>> start RECORDS FOR PROCESSING

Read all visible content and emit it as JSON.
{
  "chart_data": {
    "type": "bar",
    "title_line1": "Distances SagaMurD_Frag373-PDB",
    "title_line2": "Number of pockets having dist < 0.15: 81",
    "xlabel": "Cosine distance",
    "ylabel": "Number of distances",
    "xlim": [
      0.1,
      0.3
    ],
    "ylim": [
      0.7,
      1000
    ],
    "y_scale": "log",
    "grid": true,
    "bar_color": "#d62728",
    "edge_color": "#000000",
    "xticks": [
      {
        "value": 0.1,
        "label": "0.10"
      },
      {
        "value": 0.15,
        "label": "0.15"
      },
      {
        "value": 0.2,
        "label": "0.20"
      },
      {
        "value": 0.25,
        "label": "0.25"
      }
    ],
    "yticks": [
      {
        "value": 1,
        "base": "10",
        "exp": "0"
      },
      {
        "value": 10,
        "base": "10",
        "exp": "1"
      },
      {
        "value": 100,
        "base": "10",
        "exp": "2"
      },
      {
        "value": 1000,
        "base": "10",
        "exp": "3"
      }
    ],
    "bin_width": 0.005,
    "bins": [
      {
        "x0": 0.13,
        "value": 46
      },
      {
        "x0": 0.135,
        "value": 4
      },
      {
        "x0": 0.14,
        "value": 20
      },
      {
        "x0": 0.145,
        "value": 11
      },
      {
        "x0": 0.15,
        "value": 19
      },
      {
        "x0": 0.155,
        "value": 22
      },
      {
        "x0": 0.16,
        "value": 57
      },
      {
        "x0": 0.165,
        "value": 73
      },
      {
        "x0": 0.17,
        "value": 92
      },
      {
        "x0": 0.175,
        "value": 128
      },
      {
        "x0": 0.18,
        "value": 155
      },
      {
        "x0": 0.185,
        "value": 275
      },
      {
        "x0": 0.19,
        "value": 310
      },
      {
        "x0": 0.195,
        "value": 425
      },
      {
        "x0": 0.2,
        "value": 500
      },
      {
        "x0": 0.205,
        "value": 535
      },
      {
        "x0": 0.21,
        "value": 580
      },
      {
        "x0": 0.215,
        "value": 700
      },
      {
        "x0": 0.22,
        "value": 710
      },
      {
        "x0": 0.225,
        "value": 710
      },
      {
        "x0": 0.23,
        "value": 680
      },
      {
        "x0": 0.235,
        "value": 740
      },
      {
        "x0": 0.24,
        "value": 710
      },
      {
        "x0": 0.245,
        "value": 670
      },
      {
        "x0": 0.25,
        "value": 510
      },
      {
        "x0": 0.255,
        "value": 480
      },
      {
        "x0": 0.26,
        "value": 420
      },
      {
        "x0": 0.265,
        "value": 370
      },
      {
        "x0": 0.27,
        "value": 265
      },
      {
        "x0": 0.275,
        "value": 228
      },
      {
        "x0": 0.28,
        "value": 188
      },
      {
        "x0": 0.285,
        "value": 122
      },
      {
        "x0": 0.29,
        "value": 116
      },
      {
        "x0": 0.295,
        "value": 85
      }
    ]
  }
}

>> end RECORDS FOR PROCESSING

Scan the material above. Extract every line in which the word "Number" occurs.

    "title_line2": "Number of pockets having dist < 0.15: 81",
    "ylabel": "Number of distances",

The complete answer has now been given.